SHORT PROBLEM >> Without the pictures, copy the entries below word for word.

RECORDS PROVIDED >>
##########
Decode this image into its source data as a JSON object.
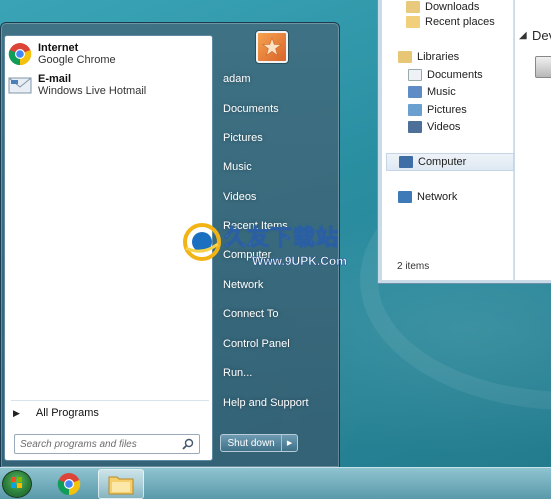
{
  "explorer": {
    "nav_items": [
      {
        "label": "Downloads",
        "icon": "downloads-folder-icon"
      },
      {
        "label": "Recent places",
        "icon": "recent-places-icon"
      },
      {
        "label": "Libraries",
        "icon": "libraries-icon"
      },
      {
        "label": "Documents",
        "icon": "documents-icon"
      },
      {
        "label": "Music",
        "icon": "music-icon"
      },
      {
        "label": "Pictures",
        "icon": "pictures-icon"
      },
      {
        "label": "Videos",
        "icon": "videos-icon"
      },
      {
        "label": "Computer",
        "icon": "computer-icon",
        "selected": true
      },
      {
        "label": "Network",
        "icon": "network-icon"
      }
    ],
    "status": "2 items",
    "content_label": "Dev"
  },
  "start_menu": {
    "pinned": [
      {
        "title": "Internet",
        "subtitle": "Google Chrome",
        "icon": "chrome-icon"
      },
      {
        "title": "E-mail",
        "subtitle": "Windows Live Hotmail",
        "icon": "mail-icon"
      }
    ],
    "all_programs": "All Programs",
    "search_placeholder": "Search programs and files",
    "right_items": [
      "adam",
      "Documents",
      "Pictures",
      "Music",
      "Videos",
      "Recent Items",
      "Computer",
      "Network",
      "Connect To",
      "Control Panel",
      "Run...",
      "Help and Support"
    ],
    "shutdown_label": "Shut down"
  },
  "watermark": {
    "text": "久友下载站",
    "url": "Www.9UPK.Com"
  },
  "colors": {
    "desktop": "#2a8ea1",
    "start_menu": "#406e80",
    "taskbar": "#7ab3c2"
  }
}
##########
EXERCISE OUTPUT >>
Decode this image into its source data as a JSON object.
{
  "explorer": {
    "nav_items": [
      {
        "label": "Downloads",
        "icon": "downloads-folder-icon"
      },
      {
        "label": "Recent places",
        "icon": "recent-places-icon"
      },
      {
        "label": "Libraries",
        "icon": "libraries-icon"
      },
      {
        "label": "Documents",
        "icon": "documents-icon"
      },
      {
        "label": "Music",
        "icon": "music-icon"
      },
      {
        "label": "Pictures",
        "icon": "pictures-icon"
      },
      {
        "label": "Videos",
        "icon": "videos-icon"
      },
      {
        "label": "Computer",
        "icon": "computer-icon",
        "selected": true
      },
      {
        "label": "Network",
        "icon": "network-icon"
      }
    ],
    "status": "2 items",
    "content_label": "Dev"
  },
  "start_menu": {
    "pinned": [
      {
        "title": "Internet",
        "subtitle": "Google Chrome",
        "icon": "chrome-icon"
      },
      {
        "title": "E-mail",
        "subtitle": "Windows Live Hotmail",
        "icon": "mail-icon"
      }
    ],
    "all_programs": "All Programs",
    "search_placeholder": "Search programs and files",
    "right_items": [
      "adam",
      "Documents",
      "Pictures",
      "Music",
      "Videos",
      "Recent Items",
      "Computer",
      "Network",
      "Connect To",
      "Control Panel",
      "Run...",
      "Help and Support"
    ],
    "shutdown_label": "Shut down"
  },
  "watermark": {
    "text": "久友下载站",
    "url": "Www.9UPK.Com"
  },
  "colors": {
    "desktop": "#2a8ea1",
    "start_menu": "#406e80",
    "taskbar": "#7ab3c2"
  }
}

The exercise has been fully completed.